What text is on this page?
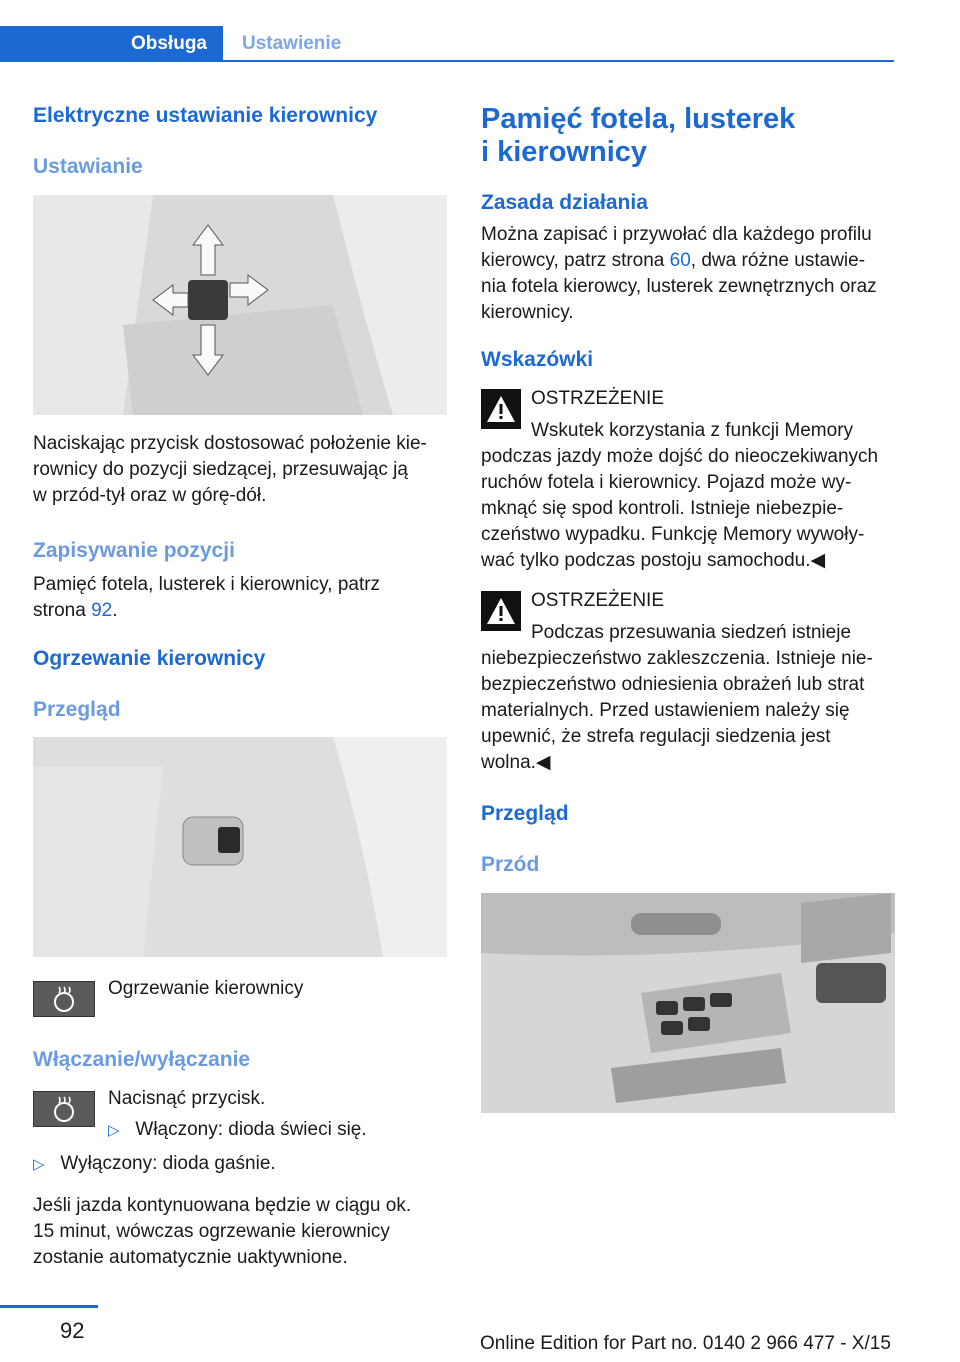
Obsługa	Ustawienie
Elektryczne ustawianie kierownicy
Ustawianie
Naciskając przycisk dostosować położenie kie‐
rownicy do pozycji siedzącej, przesuwając ją
w przód-tył oraz w górę-dół.
Zapisywanie pozycji
Pamięć fotela, lusterek i kierownicy, patrz
strona 92.
Ogrzewanie kierownicy
Przegląd
Ogrzewanie kierownicy
Włączanie/wyłączanie
Nacisnąć przycisk.
▷ Włączony: dioda świeci się.
▷ Wyłączony: dioda gaśnie.
Jeśli jazda kontynuowana będzie w ciągu ok.
15 minut, wówczas ogrzewanie kierownicy
zostanie automatycznie uaktywnione.
Pamięć fotela, lusterek
i kierownicy
Zasada działania
Można zapisać i przywołać dla każdego profilu
kierowcy, patrz strona 60, dwa różne ustawie‐
nia fotela kierowcy, lusterek zewnętrznych oraz
kierownicy.
Wskazówki
OSTRZEŻENIE
Wskutek korzystania z funkcji Memory
podczas jazdy może dojść do nieoczekiwanych
ruchów fotela i kierownicy. Pojazd może wy‐
mknąć się spod kontroli. Istnieje niebezpie‐
czeństwo wypadku. Funkcję Memory wywoły‐
wać tylko podczas postoju samochodu.◀
OSTRZEŻENIE
Podczas przesuwania siedzeń istnieje
niebezpieczeństwo zakleszczenia. Istnieje nie‐
bezpieczeństwo odniesienia obrażeń lub strat
materialnych. Przed ustawieniem należy się
upewnić, że strefa regulacji siedzenia jest
wolna.◀
Przegląd
Przód
92
Online Edition for Part no. 0140 2 966 477 - X/15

§ **EXERCISE GOAL**:
Lines that hold "fotela" are the ones to copy; find all of them.

§ **TASK RESULT**:
Pamięć fotela, lusterek i kierownicy, patrz
Pamięć fotela, lusterek
nia fotela kierowcy, lusterek zewnętrznych oraz
ruchów fotela i kierownicy. Pojazd może wy‐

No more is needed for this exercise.